Consortium-Level Activties

The Type 2 Diabetes Global Genomics Initiative (T2D-GGI)

I have a long-standing commitment to mapping genetic susceptibility loci for type 2 diabetes (T2D). I was part of the first groups to perform GWAS successfully – our efforts there to bring together data initially to make statistically robust (and replicated) observations formed the basis of genome-wide meta-analyses that we currently enjoy conventionally today. For T2D, I was part of DIAGRAM, the first consortium for meta-analysis of T2D data. Today, with long-standing colleagues (Andrew Morris and Ele Zeggini), I co-lead the Type 2 Diabetes Global Genomics Initiative (T2D-GGI), which carries the torch of that previous effort. Our initial effort has been to assemble >2.5M participants for the largest multi-ancestry GWAS of T2D to date. Ongoing efforts of that group include use of those data to connect to gene and physiology (through statistical colocalization), refinement and characterization of genetic subtypes of diabetes through clustering methods, causal inference studies via Mendelian randomization, or signal fine-mapping. We are a collaborative, inclusive group and projects that utilize data in this area can give trainees exposure to and experience with fantastically effective large-scale multi-institutional consortium work, which is increasingly typical in human genomics activities.

Problem description:
According to the passage on T2D-GGI, what was the first consortium for meta-analysis of T2D data? This material isn't needed for the work on the text.

Document understanding data
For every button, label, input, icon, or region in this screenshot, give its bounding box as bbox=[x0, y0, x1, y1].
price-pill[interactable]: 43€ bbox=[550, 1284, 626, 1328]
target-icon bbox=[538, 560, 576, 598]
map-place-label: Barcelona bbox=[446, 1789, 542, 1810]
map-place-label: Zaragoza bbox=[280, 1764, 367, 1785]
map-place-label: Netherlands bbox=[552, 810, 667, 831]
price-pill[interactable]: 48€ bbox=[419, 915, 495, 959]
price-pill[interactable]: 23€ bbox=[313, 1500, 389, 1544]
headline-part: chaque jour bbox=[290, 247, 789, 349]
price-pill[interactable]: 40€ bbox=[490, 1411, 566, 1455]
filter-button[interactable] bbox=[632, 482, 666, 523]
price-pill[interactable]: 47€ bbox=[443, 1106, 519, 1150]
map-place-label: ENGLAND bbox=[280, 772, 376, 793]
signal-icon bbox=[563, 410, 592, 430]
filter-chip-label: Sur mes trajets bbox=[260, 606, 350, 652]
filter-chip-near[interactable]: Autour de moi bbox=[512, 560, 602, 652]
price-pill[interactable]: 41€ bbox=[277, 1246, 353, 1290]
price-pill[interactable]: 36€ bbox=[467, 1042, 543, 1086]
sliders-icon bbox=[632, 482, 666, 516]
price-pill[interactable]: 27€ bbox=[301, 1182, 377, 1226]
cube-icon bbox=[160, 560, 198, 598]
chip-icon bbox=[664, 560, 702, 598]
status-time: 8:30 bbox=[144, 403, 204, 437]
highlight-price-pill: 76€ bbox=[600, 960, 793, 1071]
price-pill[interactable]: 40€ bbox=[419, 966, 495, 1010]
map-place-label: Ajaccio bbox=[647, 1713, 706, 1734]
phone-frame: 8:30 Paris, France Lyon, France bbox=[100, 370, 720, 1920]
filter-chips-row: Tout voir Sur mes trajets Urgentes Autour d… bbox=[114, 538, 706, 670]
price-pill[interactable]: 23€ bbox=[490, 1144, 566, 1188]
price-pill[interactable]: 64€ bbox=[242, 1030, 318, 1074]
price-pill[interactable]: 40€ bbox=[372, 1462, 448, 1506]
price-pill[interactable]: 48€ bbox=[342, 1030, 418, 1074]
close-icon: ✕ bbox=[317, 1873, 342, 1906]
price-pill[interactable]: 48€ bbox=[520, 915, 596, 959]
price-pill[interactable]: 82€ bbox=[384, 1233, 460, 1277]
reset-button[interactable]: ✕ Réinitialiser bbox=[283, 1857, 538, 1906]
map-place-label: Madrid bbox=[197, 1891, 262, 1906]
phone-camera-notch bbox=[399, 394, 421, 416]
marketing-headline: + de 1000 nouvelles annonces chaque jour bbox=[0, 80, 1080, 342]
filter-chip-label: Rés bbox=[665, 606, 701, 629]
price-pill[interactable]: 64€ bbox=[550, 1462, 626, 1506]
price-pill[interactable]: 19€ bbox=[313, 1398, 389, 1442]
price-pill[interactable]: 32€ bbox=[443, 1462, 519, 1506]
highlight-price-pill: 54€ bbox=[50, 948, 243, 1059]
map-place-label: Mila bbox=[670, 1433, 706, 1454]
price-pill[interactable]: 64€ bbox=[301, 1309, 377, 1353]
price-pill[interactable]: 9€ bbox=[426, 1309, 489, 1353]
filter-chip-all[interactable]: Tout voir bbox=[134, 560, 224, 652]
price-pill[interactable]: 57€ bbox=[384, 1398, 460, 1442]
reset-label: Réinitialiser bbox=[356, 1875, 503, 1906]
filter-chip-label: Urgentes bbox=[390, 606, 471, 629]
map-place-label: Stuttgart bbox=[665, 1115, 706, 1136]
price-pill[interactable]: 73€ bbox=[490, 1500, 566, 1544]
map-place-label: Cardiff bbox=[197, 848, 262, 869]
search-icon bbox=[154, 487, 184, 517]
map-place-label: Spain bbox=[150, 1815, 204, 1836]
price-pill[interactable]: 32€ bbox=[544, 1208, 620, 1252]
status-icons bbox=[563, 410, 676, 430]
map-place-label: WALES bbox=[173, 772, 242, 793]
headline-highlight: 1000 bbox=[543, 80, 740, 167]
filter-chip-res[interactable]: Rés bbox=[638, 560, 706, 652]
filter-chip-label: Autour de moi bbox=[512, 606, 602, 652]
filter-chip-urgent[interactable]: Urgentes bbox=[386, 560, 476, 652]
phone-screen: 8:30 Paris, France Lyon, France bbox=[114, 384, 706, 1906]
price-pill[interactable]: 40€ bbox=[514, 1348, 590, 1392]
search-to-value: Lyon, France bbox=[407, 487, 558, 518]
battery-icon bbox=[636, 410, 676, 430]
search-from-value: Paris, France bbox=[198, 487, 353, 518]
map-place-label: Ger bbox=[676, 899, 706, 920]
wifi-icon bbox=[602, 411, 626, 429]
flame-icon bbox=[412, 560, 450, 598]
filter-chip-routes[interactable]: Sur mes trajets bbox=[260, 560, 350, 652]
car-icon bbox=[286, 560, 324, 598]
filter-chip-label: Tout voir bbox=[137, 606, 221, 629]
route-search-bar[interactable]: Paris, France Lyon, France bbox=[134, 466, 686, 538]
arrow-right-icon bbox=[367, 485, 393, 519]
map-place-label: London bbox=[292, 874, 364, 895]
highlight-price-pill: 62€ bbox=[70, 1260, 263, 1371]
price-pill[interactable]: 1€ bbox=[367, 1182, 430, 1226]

Answer box:
DIAGRAM.